* [REQUIRED TASK] Write out the complete material exactly as it stands.

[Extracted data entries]
::::::

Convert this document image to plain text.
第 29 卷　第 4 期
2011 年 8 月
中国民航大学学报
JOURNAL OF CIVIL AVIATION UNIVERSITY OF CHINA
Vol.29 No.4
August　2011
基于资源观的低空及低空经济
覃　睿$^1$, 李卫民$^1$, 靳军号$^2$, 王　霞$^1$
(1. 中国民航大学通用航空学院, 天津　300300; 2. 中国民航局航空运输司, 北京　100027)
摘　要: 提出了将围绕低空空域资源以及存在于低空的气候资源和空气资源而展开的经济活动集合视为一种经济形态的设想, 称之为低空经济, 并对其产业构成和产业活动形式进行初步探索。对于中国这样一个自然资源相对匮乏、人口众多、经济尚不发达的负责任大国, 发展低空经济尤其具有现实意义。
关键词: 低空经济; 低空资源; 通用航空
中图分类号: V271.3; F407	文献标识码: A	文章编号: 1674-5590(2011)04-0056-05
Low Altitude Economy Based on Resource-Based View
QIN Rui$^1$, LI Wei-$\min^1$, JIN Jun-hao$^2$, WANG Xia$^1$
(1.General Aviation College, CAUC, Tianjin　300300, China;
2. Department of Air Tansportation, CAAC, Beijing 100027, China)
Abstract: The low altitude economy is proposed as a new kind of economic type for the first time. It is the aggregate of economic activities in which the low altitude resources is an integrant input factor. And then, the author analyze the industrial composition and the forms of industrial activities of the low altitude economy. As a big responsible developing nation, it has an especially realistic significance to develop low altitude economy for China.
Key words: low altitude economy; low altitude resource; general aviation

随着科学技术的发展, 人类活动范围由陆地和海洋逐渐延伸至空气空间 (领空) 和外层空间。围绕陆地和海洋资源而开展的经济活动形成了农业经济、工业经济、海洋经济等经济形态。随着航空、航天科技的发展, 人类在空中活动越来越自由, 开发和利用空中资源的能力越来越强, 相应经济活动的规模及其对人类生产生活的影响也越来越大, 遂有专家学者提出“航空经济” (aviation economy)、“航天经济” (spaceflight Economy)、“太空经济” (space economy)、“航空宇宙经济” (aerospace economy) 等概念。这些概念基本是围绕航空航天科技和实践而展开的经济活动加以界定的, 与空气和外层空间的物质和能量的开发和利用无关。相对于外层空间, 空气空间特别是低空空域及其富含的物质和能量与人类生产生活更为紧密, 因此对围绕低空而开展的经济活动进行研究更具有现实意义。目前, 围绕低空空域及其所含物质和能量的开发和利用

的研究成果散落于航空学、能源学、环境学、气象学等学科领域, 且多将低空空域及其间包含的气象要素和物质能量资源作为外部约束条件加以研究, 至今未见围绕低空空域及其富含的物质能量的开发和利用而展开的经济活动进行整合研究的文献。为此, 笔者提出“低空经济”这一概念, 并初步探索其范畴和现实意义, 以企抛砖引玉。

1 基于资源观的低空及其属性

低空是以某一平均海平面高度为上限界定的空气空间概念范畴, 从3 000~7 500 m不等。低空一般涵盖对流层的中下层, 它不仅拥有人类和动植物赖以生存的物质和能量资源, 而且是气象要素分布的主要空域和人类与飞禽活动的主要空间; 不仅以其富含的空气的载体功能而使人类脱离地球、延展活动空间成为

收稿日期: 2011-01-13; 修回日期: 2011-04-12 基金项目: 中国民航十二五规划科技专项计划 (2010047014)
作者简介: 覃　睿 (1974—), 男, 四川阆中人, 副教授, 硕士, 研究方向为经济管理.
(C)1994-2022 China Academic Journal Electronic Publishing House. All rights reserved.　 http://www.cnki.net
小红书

::::::

* [OUTPUT OF THE EXERCISE]
Convert this document image to plain text.
第 29 卷　第 4 期
2011 年 8 月
中国民航大学学报
JOURNAL OF CIVIL AVIATION UNIVERSITY OF CHINA
Vol.29 No.4
August　2011
基于资源观的低空及低空经济
覃　睿$^1$, 李卫民$^1$, 靳军号$^2$, 王　霞$^1$
(1. 中国民航大学通用航空学院, 天津　300300; 2. 中国民航局航空运输司, 北京　100027)
摘　要: 提出了将围绕低空空域资源以及存在于低空的气候资源和空气资源而展开的经济活动集合视为一种经济形态的设想, 称之为低空经济, 并对其产业构成和产业活动形式进行初步探索。对于中国这样一个自然资源相对匮乏、人口众多、经济尚不发达的负责任大国, 发展低空经济尤其具有现实意义。
关键词: 低空经济; 低空资源; 通用航空
中图分类号: V271.3; F407	文献标识码: A	文章编号: 1674-5590(2011)04-0056-05
Low Altitude Economy Based on Resource-Based View
QIN Rui$^1$, LI Wei-$\min^1$, JIN Jun-hao$^2$, WANG Xia$^1$
(1.General Aviation College, CAUC, Tianjin　300300, China;
2. Department of Air Tansportation, CAAC, Beijing 100027, China)
Abstract: The low altitude economy is proposed as a new kind of economic type for the first time. It is the aggregate of economic activities in which the low altitude resources is an integrant input factor. And then, the author analyze the industrial composition and the forms of industrial activities of the low altitude economy. As a big responsible developing nation, it has an especially realistic significance to develop low altitude economy for China.
Key words: low altitude economy; low altitude resource; general aviation

随着科学技术的发展, 人类活动范围由陆地和海洋逐渐延伸至空气空间 (领空) 和外层空间。围绕陆地和海洋资源而开展的经济活动形成了农业经济、工业经济、海洋经济等经济形态。随着航空、航天科技的发展, 人类在空中活动越来越自由, 开发和利用空中资源的能力越来越强, 相应经济活动的规模及其对人类生产生活的影响也越来越大, 遂有专家学者提出“航空经济” (aviation economy)、“航天经济” (spaceflight Economy)、“太空经济” (space economy)、“航空宇宙经济” (aerospace economy) 等概念。这些概念基本是围绕航空航天科技和实践而展开的经济活动加以界定的, 与空气和外层空间的物质和能量的开发和利用无关。相对于外层空间, 空气空间特别是低空空域及其富含的物质和能量与人类生产生活更为紧密, 因此对围绕低空而开展的经济活动进行研究更具有现实意义。目前, 围绕低空空域及其所含物质和能量的开发和利用

的研究成果散落于航空学、能源学、环境学、气象学等学科领域, 且多将低空空域及其间包含的气象要素和物质能量资源作为外部约束条件加以研究, 至今未见围绕低空空域及其富含的物质能量的开发和利用而展开的经济活动进行整合研究的文献。为此, 笔者提出“低空经济”这一概念, 并初步探索其范畴和现实意义, 以企抛砖引玉。

1 基于资源观的低空及其属性

低空是以某一平均海平面高度为上限界定的空气空间概念范畴, 从3 000~7 500 m不等。低空一般涵盖对流层的中下层, 它不仅拥有人类和动植物赖以生存的物质和能量资源, 而且是气象要素分布的主要空域和人类与飞禽活动的主要空间; 不仅以其富含的空气的载体功能而使人类脱离地球、延展活动空间成为

收稿日期: 2011-01-13; 修回日期: 2011-04-12 基金项目: 中国民航十二五规划科技专项计划 (2010047014)
作者简介: 覃　睿 (1974—), 男, 四川阆中人, 副教授, 硕士, 研究方向为经济管理.
(C)1994-2022 China Academic Journal Electronic Publishing House. All rights reserved.　 http://www.cnki.net
小红书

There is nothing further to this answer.